• Brief:
Could you return, word for word, the rows that begin at the one containing "current-vector — [129, 136, 135, 158]" and stop after the one containing "current-vector — [89, 156, 94, 167]", with both of those rows included?

◆ ◆ ◆ ◆ ◆

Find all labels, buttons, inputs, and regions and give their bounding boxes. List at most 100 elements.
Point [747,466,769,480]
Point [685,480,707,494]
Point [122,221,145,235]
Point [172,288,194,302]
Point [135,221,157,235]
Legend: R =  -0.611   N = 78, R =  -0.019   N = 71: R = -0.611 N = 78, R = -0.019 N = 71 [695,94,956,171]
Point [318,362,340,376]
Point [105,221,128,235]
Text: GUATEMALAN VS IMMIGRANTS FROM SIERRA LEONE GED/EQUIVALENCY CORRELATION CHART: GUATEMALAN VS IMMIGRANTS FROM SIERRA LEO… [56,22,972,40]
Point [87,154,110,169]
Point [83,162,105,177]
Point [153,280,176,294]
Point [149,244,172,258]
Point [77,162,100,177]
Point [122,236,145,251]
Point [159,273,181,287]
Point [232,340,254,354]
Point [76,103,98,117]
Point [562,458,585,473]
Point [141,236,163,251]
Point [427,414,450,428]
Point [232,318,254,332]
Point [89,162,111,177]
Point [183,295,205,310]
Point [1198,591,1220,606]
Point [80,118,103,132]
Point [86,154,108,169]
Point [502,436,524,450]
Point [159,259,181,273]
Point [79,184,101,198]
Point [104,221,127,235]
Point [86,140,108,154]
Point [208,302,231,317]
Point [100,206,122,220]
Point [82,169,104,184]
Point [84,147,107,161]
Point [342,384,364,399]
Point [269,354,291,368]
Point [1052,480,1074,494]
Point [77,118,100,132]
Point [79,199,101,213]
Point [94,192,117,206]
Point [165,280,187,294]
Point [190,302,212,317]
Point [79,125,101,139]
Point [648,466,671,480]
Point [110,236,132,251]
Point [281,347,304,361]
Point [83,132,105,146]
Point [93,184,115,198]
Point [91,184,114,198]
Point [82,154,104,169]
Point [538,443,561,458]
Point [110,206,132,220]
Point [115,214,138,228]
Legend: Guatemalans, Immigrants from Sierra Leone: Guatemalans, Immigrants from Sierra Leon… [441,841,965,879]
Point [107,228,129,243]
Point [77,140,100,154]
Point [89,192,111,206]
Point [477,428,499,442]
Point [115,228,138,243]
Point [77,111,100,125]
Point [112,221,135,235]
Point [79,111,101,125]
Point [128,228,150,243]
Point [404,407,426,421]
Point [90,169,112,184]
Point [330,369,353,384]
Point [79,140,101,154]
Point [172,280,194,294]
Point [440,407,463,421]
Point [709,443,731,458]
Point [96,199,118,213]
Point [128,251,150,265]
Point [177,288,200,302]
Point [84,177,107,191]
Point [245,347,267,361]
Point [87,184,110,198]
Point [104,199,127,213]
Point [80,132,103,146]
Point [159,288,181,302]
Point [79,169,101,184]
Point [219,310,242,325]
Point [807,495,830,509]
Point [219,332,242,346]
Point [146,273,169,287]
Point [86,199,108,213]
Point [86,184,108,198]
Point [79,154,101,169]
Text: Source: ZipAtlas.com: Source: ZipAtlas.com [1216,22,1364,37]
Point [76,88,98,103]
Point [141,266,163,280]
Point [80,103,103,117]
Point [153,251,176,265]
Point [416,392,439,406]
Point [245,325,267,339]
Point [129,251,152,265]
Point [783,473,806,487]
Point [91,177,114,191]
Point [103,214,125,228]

◆ ◆ ◆ ◆ ◆

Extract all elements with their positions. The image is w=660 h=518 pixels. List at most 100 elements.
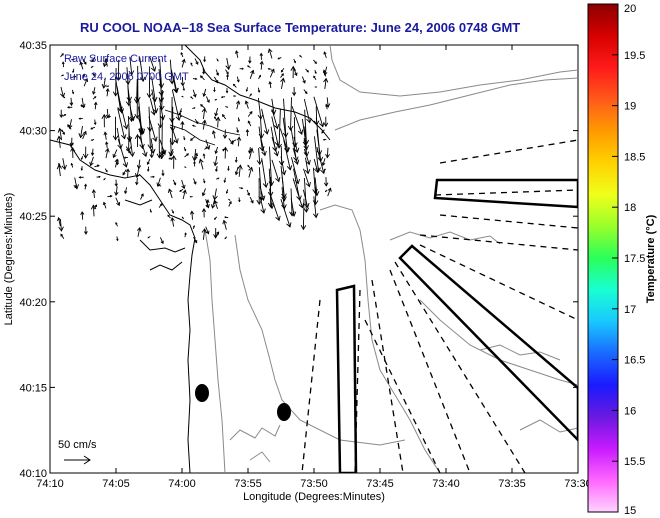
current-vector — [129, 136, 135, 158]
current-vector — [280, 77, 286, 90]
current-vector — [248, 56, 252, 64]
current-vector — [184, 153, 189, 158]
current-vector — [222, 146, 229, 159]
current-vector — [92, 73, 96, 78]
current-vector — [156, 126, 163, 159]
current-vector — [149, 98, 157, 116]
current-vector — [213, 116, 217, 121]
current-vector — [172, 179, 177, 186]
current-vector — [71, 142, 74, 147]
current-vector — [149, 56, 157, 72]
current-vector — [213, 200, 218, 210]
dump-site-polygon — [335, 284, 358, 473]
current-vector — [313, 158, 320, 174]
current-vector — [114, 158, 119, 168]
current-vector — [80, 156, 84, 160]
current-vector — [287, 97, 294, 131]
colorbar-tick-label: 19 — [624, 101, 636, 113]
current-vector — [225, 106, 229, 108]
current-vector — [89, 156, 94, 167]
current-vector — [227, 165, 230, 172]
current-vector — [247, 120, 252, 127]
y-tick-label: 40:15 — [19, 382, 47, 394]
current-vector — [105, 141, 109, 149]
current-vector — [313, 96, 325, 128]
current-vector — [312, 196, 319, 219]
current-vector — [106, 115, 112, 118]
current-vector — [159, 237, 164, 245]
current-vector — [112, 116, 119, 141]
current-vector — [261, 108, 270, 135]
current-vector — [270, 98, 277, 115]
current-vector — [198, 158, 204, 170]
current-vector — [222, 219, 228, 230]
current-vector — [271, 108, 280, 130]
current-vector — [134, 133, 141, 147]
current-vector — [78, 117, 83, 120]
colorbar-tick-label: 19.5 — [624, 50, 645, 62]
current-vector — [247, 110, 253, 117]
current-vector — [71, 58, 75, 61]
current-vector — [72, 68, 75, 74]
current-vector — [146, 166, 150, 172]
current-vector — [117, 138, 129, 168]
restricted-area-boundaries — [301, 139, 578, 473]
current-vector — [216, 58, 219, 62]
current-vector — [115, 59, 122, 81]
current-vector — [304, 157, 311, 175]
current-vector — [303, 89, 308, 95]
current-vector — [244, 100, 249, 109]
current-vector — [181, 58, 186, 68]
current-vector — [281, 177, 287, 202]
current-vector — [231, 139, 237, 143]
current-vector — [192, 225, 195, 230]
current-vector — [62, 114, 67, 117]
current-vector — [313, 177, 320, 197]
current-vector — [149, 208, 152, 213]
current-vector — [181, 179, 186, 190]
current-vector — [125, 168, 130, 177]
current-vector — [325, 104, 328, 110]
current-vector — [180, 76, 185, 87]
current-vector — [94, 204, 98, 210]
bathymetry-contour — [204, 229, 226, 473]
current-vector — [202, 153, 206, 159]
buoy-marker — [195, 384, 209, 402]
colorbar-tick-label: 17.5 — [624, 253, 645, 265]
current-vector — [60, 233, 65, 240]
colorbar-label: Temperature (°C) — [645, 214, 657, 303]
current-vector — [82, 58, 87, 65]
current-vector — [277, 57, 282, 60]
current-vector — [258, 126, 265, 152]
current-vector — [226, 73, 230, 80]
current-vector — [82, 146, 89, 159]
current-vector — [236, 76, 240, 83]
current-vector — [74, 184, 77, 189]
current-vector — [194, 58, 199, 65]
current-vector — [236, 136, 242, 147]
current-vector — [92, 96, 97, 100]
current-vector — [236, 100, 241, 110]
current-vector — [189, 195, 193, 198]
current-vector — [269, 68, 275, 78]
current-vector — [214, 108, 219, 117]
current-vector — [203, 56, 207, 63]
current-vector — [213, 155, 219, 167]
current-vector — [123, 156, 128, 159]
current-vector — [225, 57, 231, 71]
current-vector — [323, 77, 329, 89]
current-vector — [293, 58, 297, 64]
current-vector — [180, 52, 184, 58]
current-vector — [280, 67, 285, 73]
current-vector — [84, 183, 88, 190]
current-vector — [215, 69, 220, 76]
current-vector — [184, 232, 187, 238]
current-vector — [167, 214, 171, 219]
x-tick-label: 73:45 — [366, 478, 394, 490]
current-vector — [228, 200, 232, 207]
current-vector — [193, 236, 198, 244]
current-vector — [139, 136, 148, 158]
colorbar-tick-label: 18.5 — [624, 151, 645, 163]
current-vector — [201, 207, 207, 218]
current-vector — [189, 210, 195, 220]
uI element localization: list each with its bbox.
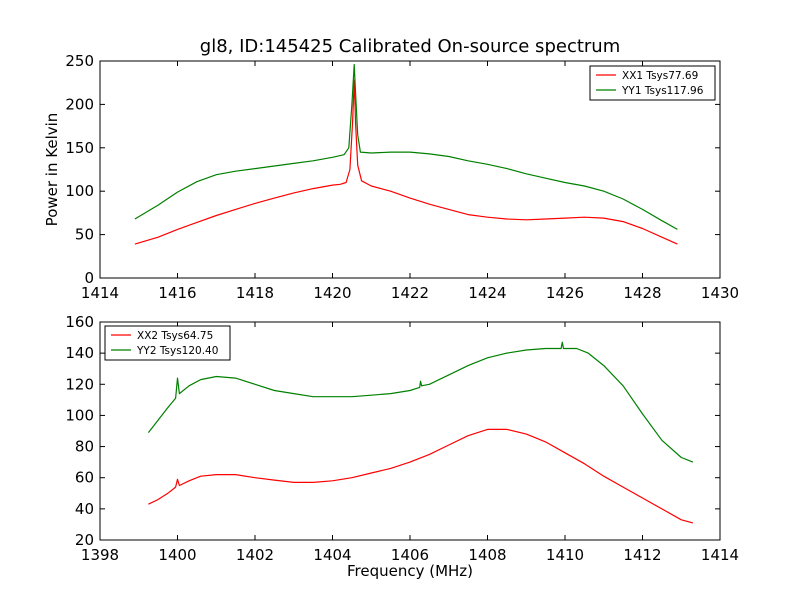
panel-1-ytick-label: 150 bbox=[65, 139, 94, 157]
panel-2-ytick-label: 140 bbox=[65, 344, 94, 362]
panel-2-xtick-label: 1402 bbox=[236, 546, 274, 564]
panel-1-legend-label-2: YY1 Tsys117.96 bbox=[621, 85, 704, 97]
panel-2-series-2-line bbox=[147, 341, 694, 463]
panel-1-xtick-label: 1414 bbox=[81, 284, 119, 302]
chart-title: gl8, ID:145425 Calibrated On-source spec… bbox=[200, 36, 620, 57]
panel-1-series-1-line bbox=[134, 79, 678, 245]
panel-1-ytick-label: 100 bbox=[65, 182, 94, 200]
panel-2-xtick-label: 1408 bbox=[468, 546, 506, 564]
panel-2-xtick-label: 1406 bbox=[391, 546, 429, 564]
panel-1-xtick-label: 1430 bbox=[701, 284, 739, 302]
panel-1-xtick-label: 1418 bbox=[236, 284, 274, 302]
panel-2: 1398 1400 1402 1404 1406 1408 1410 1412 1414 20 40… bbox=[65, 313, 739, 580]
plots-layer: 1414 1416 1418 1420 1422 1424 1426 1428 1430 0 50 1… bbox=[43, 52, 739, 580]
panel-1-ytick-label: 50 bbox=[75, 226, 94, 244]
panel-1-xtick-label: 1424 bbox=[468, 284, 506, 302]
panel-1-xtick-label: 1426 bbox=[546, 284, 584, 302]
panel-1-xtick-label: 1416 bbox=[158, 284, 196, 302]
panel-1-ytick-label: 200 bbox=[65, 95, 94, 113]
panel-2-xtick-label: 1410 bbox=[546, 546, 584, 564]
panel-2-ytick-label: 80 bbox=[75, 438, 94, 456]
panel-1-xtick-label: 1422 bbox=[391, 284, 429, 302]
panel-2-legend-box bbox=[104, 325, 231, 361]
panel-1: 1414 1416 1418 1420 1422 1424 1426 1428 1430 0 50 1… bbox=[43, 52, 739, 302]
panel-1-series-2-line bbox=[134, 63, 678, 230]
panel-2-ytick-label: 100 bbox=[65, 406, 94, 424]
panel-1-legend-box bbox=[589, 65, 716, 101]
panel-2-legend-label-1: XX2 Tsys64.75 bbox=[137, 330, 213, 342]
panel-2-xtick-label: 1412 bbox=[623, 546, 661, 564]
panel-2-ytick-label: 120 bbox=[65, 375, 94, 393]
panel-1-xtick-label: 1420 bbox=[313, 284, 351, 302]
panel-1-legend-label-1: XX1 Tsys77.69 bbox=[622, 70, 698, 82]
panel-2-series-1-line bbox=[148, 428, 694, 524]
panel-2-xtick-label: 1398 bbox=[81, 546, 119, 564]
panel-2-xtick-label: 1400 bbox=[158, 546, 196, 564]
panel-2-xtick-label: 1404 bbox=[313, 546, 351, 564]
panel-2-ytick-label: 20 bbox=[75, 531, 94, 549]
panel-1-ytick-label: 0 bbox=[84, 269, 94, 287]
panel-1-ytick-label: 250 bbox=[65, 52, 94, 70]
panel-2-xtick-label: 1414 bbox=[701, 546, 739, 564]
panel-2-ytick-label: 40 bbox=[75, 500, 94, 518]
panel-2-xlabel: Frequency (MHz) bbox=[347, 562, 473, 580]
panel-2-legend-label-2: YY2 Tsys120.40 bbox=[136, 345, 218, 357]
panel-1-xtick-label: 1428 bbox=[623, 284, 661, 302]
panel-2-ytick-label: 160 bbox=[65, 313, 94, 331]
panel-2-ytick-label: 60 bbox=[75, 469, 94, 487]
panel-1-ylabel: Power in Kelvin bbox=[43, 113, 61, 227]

◆ ◆ ◆ ◆ ◆

• Output:
current-vector — [129, 136, 135, 158]
current-vector — [280, 77, 286, 90]
current-vector — [248, 56, 252, 64]
current-vector — [184, 153, 189, 158]
current-vector — [222, 146, 229, 159]
current-vector — [92, 73, 96, 78]
current-vector — [156, 126, 163, 159]
current-vector — [149, 98, 157, 116]
current-vector — [213, 116, 217, 121]
current-vector — [172, 179, 177, 186]
current-vector — [71, 142, 74, 147]
current-vector — [149, 56, 157, 72]
current-vector — [213, 200, 218, 210]
dump-site-polygon — [335, 284, 358, 473]
current-vector — [313, 158, 320, 174]
current-vector — [114, 158, 119, 168]
current-vector — [80, 156, 84, 160]
current-vector — [287, 97, 294, 131]
colorbar-tick-label: 19 — [624, 101, 636, 113]
current-vector — [225, 106, 229, 108]
current-vector — [89, 156, 94, 167]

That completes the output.